_TASK DESCRIPTION:_ Each line of the records that holds the word "cells" should be copied out.

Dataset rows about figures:
########
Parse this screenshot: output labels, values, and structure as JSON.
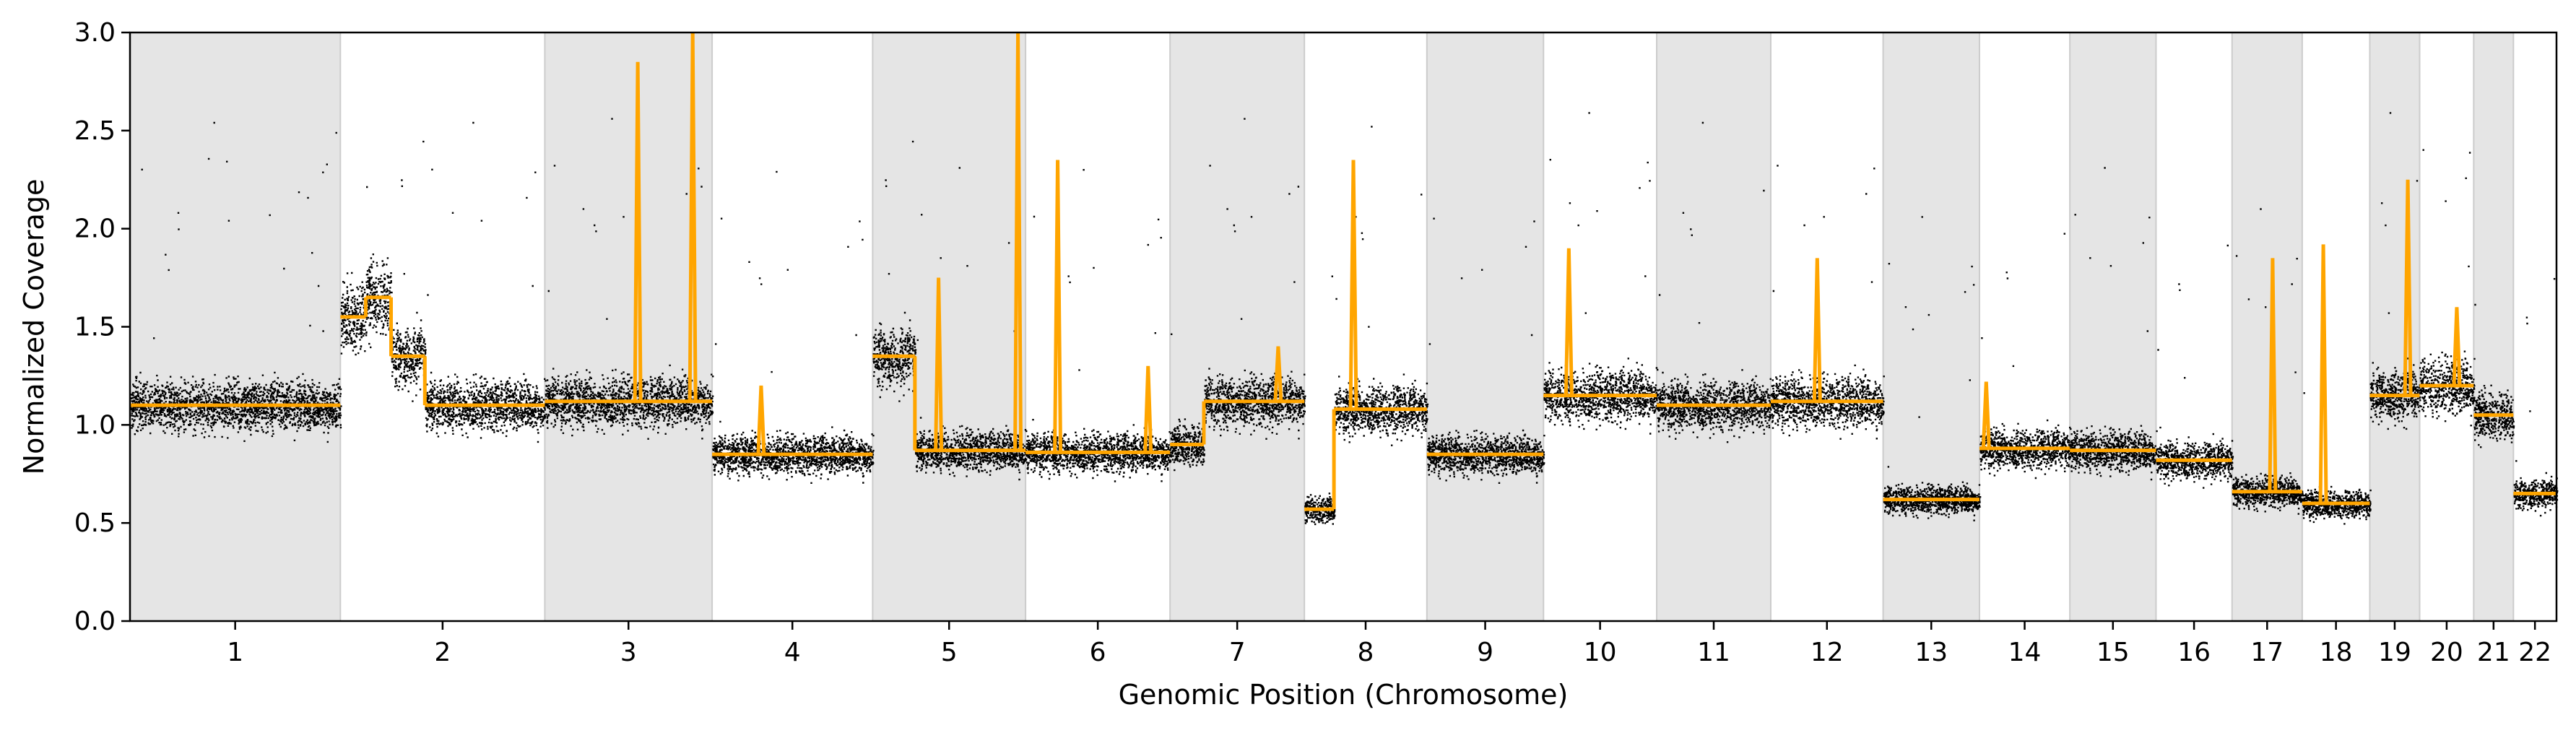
{
  "chart_data": {
    "type": "scatter",
    "xlabel": "Genomic Position (Chromosome)",
    "ylabel": "Normalized Coverage",
    "ylim": [
      0,
      3
    ],
    "yticks": [
      "0.0",
      "0.5",
      "1.0",
      "1.5",
      "2.0",
      "2.5",
      "3.0"
    ],
    "grid": false,
    "legend": "none",
    "colors": {
      "points": "#000000",
      "segments": "#FFA500",
      "band": "#E5E5E5"
    },
    "chromosomes": [
      {
        "name": "1",
        "length": 249
      },
      {
        "name": "2",
        "length": 242
      },
      {
        "name": "3",
        "length": 198
      },
      {
        "name": "4",
        "length": 190
      },
      {
        "name": "5",
        "length": 181
      },
      {
        "name": "6",
        "length": 171
      },
      {
        "name": "7",
        "length": 159
      },
      {
        "name": "8",
        "length": 145
      },
      {
        "name": "9",
        "length": 138
      },
      {
        "name": "10",
        "length": 134
      },
      {
        "name": "11",
        "length": 135
      },
      {
        "name": "12",
        "length": 133
      },
      {
        "name": "13",
        "length": 114
      },
      {
        "name": "14",
        "length": 107
      },
      {
        "name": "15",
        "length": 102
      },
      {
        "name": "16",
        "length": 90
      },
      {
        "name": "17",
        "length": 83
      },
      {
        "name": "18",
        "length": 80
      },
      {
        "name": "19",
        "length": 59
      },
      {
        "name": "20",
        "length": 64
      },
      {
        "name": "21",
        "length": 47
      },
      {
        "name": "22",
        "length": 51
      }
    ],
    "segments": [
      {
        "chrom": "1",
        "start": 0,
        "end": 249,
        "value": 1.1
      },
      {
        "chrom": "2",
        "start": 0,
        "end": 30,
        "value": 1.55
      },
      {
        "chrom": "2",
        "start": 30,
        "end": 60,
        "value": 1.65
      },
      {
        "chrom": "2",
        "start": 60,
        "end": 100,
        "value": 1.35
      },
      {
        "chrom": "2",
        "start": 100,
        "end": 242,
        "value": 1.1
      },
      {
        "chrom": "3",
        "start": 0,
        "end": 198,
        "value": 1.12
      },
      {
        "chrom": "4",
        "start": 0,
        "end": 190,
        "value": 0.85
      },
      {
        "chrom": "5",
        "start": 0,
        "end": 50,
        "value": 1.35
      },
      {
        "chrom": "5",
        "start": 50,
        "end": 181,
        "value": 0.87
      },
      {
        "chrom": "6",
        "start": 0,
        "end": 171,
        "value": 0.86
      },
      {
        "chrom": "7",
        "start": 0,
        "end": 40,
        "value": 0.9
      },
      {
        "chrom": "7",
        "start": 40,
        "end": 159,
        "value": 1.12
      },
      {
        "chrom": "8",
        "start": 0,
        "end": 35,
        "value": 0.57
      },
      {
        "chrom": "8",
        "start": 35,
        "end": 145,
        "value": 1.08
      },
      {
        "chrom": "9",
        "start": 0,
        "end": 138,
        "value": 0.85
      },
      {
        "chrom": "10",
        "start": 0,
        "end": 134,
        "value": 1.15
      },
      {
        "chrom": "11",
        "start": 0,
        "end": 135,
        "value": 1.1
      },
      {
        "chrom": "12",
        "start": 0,
        "end": 133,
        "value": 1.12
      },
      {
        "chrom": "13",
        "start": 0,
        "end": 114,
        "value": 0.62
      },
      {
        "chrom": "14",
        "start": 0,
        "end": 107,
        "value": 0.88
      },
      {
        "chrom": "15",
        "start": 0,
        "end": 102,
        "value": 0.87
      },
      {
        "chrom": "16",
        "start": 0,
        "end": 90,
        "value": 0.82
      },
      {
        "chrom": "17",
        "start": 0,
        "end": 83,
        "value": 0.66
      },
      {
        "chrom": "18",
        "start": 0,
        "end": 80,
        "value": 0.6
      },
      {
        "chrom": "19",
        "start": 0,
        "end": 59,
        "value": 1.15
      },
      {
        "chrom": "20",
        "start": 0,
        "end": 64,
        "value": 1.2
      },
      {
        "chrom": "21",
        "start": 0,
        "end": 47,
        "value": 1.05
      },
      {
        "chrom": "22",
        "start": 0,
        "end": 51,
        "value": 0.65
      }
    ],
    "spikes": [
      {
        "chrom": "3",
        "pos": 110,
        "value": 2.85
      },
      {
        "chrom": "3",
        "pos": 175,
        "value": 3.0
      },
      {
        "chrom": "4",
        "pos": 58,
        "value": 1.2
      },
      {
        "chrom": "5",
        "pos": 78,
        "value": 1.75
      },
      {
        "chrom": "5",
        "pos": 172,
        "value": 3.0
      },
      {
        "chrom": "6",
        "pos": 38,
        "value": 2.35
      },
      {
        "chrom": "6",
        "pos": 145,
        "value": 1.3
      },
      {
        "chrom": "7",
        "pos": 128,
        "value": 1.4
      },
      {
        "chrom": "8",
        "pos": 58,
        "value": 2.35
      },
      {
        "chrom": "10",
        "pos": 30,
        "value": 1.9
      },
      {
        "chrom": "12",
        "pos": 55,
        "value": 1.85
      },
      {
        "chrom": "14",
        "pos": 8,
        "value": 1.22
      },
      {
        "chrom": "17",
        "pos": 48,
        "value": 1.85
      },
      {
        "chrom": "18",
        "pos": 25,
        "value": 1.92
      },
      {
        "chrom": "19",
        "pos": 45,
        "value": 2.25
      },
      {
        "chrom": "20",
        "pos": 44,
        "value": 1.6
      }
    ]
  }
}
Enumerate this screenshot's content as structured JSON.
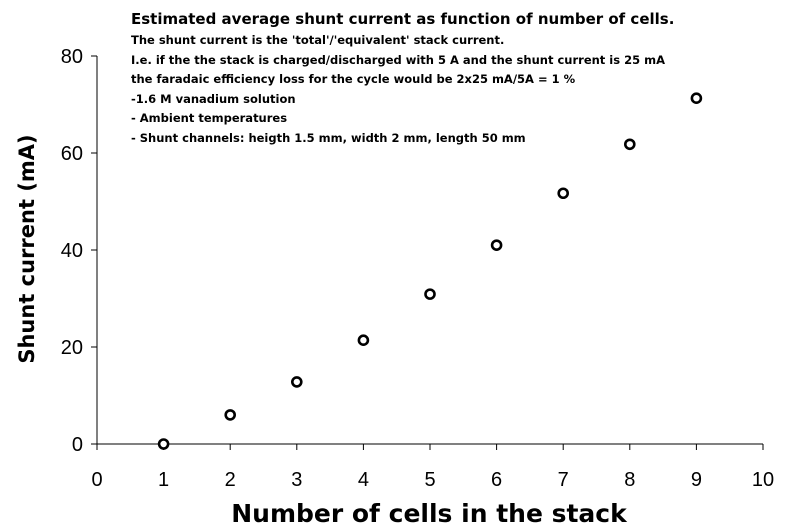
{
  "chart_data": {
    "type": "scatter",
    "title": "Estimated average shunt current as function of number of cells.",
    "annotations": [
      "The shunt current is the 'total'/'equivalent' stack current.",
      "I.e. if the the stack is charged/discharged with 5 A and the shunt current is 25 mA",
      "the faradaic efficiency loss for the cycle would be 2x25 mA/5A = 1 %",
      "-1.6 M vanadium solution",
      "- Ambient temperatures",
      "- Shunt channels: heigth 1.5 mm, width 2 mm, length 50 mm"
    ],
    "xlabel": "Number of cells in the stack",
    "ylabel": "Shunt current (mA)",
    "xlim": [
      0,
      10
    ],
    "ylim": [
      0,
      80
    ],
    "x_ticks": [
      "0",
      "1",
      "2",
      "3",
      "4",
      "5",
      "6",
      "7",
      "8",
      "9",
      "10"
    ],
    "y_ticks": [
      "0",
      "20",
      "40",
      "60",
      "80"
    ],
    "grid": false,
    "legend": "none",
    "marker_color": "#000000",
    "series": [
      {
        "x": [
          1,
          2,
          3,
          4,
          5,
          6,
          7,
          8,
          9
        ],
        "y": [
          0,
          6,
          12.8,
          21.4,
          30.9,
          41,
          51.7,
          61.8,
          71.3
        ]
      }
    ]
  }
}
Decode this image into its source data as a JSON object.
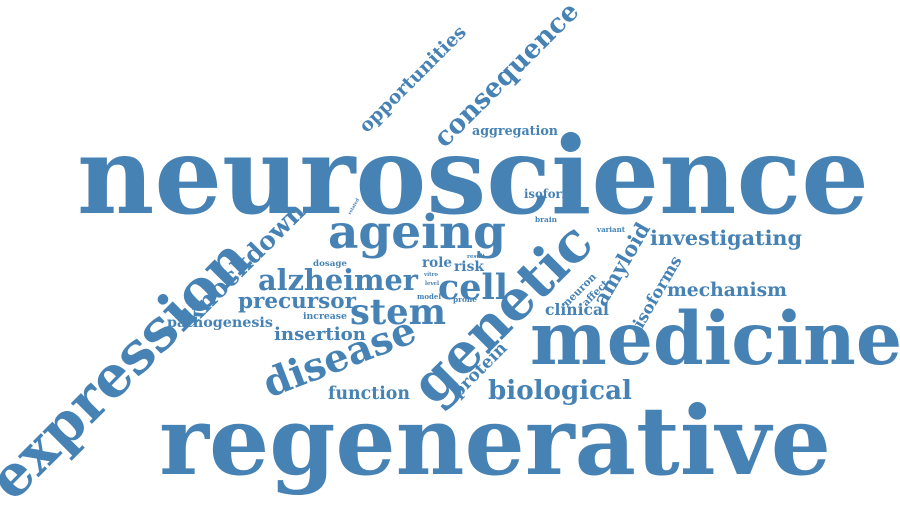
{
  "cloud": {
    "color": "#4682b4",
    "words": [
      {
        "id": "neuroscience",
        "text": "neuroscience"
      },
      {
        "id": "regenerative",
        "text": "regenerative"
      },
      {
        "id": "medicine",
        "text": "medicine"
      },
      {
        "id": "expression",
        "text": "expression"
      },
      {
        "id": "genetic",
        "text": "genetic"
      },
      {
        "id": "ageing",
        "text": "ageing"
      },
      {
        "id": "disease",
        "text": "disease"
      },
      {
        "id": "alzheimer",
        "text": "alzheimer"
      },
      {
        "id": "stem",
        "text": "stem"
      },
      {
        "id": "cell",
        "text": "cell"
      },
      {
        "id": "consequence",
        "text": "consequence"
      },
      {
        "id": "opportunities",
        "text": "opportunities"
      },
      {
        "id": "knockdown",
        "text": "knockdown"
      },
      {
        "id": "precursor",
        "text": "precursor"
      },
      {
        "id": "insertion",
        "text": "insertion"
      },
      {
        "id": "pathogenesis",
        "text": "pathogenesis"
      },
      {
        "id": "biological",
        "text": "biological"
      },
      {
        "id": "function",
        "text": "function"
      },
      {
        "id": "protein",
        "text": "protein"
      },
      {
        "id": "amyloid",
        "text": "amyloid"
      },
      {
        "id": "isoforms",
        "text": "isoforms"
      },
      {
        "id": "investigating",
        "text": "investigating"
      },
      {
        "id": "mechanism",
        "text": "mechanism"
      },
      {
        "id": "clinical",
        "text": "clinical"
      },
      {
        "id": "aggregation",
        "text": "aggregation"
      },
      {
        "id": "isoform",
        "text": "isoform"
      },
      {
        "id": "brain",
        "text": "brain"
      },
      {
        "id": "variant",
        "text": "variant"
      },
      {
        "id": "role",
        "text": "role"
      },
      {
        "id": "risk",
        "text": "risk"
      },
      {
        "id": "dosage",
        "text": "dosage"
      },
      {
        "id": "result",
        "text": "result"
      },
      {
        "id": "increase",
        "text": "increase"
      },
      {
        "id": "neuron",
        "text": "neuron"
      },
      {
        "id": "affect",
        "text": "affect"
      },
      {
        "id": "related",
        "text": "related"
      },
      {
        "id": "vitro",
        "text": "vitro"
      },
      {
        "id": "level",
        "text": "level"
      },
      {
        "id": "model",
        "text": "model"
      },
      {
        "id": "prone",
        "text": "prone"
      }
    ]
  }
}
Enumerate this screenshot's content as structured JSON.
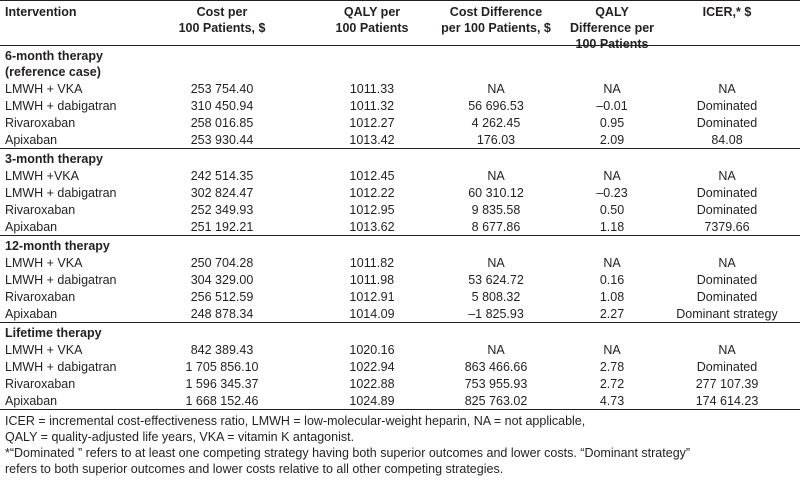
########
_OUTPUT OF THE EXERCISE:_
    "title": "Estimated average shunt current as function of number of cells.",
    "xlabel": "Number of cells in the stack",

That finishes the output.